### Task goal
Without skipping anything, write out each record below exactly.

### Provided information
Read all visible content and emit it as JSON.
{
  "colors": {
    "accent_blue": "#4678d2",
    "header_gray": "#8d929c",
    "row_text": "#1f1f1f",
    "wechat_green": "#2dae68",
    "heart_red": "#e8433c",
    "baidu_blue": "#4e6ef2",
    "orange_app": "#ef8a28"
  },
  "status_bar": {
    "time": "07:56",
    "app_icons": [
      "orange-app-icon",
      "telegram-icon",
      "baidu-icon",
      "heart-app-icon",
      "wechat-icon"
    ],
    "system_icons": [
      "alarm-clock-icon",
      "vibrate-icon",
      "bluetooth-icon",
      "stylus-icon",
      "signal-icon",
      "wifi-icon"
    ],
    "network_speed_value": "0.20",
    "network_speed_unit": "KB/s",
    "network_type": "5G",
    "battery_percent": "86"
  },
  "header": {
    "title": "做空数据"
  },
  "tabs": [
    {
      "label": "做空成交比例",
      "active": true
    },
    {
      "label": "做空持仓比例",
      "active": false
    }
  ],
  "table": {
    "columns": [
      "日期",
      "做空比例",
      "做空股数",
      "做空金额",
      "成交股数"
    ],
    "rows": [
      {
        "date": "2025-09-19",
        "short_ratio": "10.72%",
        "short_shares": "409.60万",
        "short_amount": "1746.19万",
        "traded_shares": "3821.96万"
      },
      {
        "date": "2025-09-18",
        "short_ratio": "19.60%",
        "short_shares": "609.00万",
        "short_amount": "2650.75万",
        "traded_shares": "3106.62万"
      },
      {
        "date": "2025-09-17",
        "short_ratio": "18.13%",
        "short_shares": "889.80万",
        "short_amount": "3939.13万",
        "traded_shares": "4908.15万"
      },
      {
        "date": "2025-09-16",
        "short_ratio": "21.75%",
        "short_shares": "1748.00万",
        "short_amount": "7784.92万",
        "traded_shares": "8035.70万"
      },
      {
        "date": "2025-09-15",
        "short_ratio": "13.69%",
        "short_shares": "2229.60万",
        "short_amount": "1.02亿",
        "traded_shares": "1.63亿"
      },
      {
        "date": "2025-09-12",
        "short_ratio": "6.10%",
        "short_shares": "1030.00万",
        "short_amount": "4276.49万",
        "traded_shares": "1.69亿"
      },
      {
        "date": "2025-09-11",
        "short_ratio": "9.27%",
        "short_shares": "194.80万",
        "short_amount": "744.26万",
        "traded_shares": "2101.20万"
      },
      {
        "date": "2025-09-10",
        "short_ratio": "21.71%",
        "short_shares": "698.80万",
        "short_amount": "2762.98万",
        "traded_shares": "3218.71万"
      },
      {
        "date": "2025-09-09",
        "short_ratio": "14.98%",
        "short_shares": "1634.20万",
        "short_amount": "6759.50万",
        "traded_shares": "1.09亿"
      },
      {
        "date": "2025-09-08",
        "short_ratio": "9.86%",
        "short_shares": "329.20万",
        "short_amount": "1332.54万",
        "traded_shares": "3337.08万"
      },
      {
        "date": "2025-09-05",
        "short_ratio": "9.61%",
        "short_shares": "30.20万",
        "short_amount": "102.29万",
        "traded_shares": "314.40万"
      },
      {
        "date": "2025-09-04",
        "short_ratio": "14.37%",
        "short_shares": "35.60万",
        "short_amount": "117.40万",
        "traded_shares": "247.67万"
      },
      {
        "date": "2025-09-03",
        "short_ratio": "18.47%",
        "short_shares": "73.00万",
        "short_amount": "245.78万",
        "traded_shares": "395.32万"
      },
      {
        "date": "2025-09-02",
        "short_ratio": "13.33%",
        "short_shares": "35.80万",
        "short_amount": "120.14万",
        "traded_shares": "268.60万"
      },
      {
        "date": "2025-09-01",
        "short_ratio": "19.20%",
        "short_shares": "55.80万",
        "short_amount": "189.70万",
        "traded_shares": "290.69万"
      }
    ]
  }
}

### Final answer
Read all visible content and emit it as JSON.
{
  "colors": {
    "accent_blue": "#4678d2",
    "header_gray": "#8d929c",
    "row_text": "#1f1f1f",
    "wechat_green": "#2dae68",
    "heart_red": "#e8433c",
    "baidu_blue": "#4e6ef2",
    "orange_app": "#ef8a28"
  },
  "status_bar": {
    "time": "07:56",
    "app_icons": [
      "orange-app-icon",
      "telegram-icon",
      "baidu-icon",
      "heart-app-icon",
      "wechat-icon"
    ],
    "system_icons": [
      "alarm-clock-icon",
      "vibrate-icon",
      "bluetooth-icon",
      "stylus-icon",
      "signal-icon",
      "wifi-icon"
    ],
    "network_speed_value": "0.20",
    "network_speed_unit": "KB/s",
    "network_type": "5G",
    "battery_percent": "86"
  },
  "header": {
    "title": "做空数据"
  },
  "tabs": [
    {
      "label": "做空成交比例",
      "active": true
    },
    {
      "label": "做空持仓比例",
      "active": false
    }
  ],
  "table": {
    "columns": [
      "日期",
      "做空比例",
      "做空股数",
      "做空金额",
      "成交股数"
    ],
    "rows": [
      {
        "date": "2025-09-19",
        "short_ratio": "10.72%",
        "short_shares": "409.60万",
        "short_amount": "1746.19万",
        "traded_shares": "3821.96万"
      },
      {
        "date": "2025-09-18",
        "short_ratio": "19.60%",
        "short_shares": "609.00万",
        "short_amount": "2650.75万",
        "traded_shares": "3106.62万"
      },
      {
        "date": "2025-09-17",
        "short_ratio": "18.13%",
        "short_shares": "889.80万",
        "short_amount": "3939.13万",
        "traded_shares": "4908.15万"
      },
      {
        "date": "2025-09-16",
        "short_ratio": "21.75%",
        "short_shares": "1748.00万",
        "short_amount": "7784.92万",
        "traded_shares": "8035.70万"
      },
      {
        "date": "2025-09-15",
        "short_ratio": "13.69%",
        "short_shares": "2229.60万",
        "short_amount": "1.02亿",
        "traded_shares": "1.63亿"
      },
      {
        "date": "2025-09-12",
        "short_ratio": "6.10%",
        "short_shares": "1030.00万",
        "short_amount": "4276.49万",
        "traded_shares": "1.69亿"
      },
      {
        "date": "2025-09-11",
        "short_ratio": "9.27%",
        "short_shares": "194.80万",
        "short_amount": "744.26万",
        "traded_shares": "2101.20万"
      },
      {
        "date": "2025-09-10",
        "short_ratio": "21.71%",
        "short_shares": "698.80万",
        "short_amount": "2762.98万",
        "traded_shares": "3218.71万"
      },
      {
        "date": "2025-09-09",
        "short_ratio": "14.98%",
        "short_shares": "1634.20万",
        "short_amount": "6759.50万",
        "traded_shares": "1.09亿"
      },
      {
        "date": "2025-09-08",
        "short_ratio": "9.86%",
        "short_shares": "329.20万",
        "short_amount": "1332.54万",
        "traded_shares": "3337.08万"
      },
      {
        "date": "2025-09-05",
        "short_ratio": "9.61%",
        "short_shares": "30.20万",
        "short_amount": "102.29万",
        "traded_shares": "314.40万"
      },
      {
        "date": "2025-09-04",
        "short_ratio": "14.37%",
        "short_shares": "35.60万",
        "short_amount": "117.40万",
        "traded_shares": "247.67万"
      },
      {
        "date": "2025-09-03",
        "short_ratio": "18.47%",
        "short_shares": "73.00万",
        "short_amount": "245.78万",
        "traded_shares": "395.32万"
      },
      {
        "date": "2025-09-02",
        "short_ratio": "13.33%",
        "short_shares": "35.80万",
        "short_amount": "120.14万",
        "traded_shares": "268.60万"
      },
      {
        "date": "2025-09-01",
        "short_ratio": "19.20%",
        "short_shares": "55.80万",
        "short_amount": "189.70万",
        "traded_shares": "290.69万"
      }
    ]
  }
}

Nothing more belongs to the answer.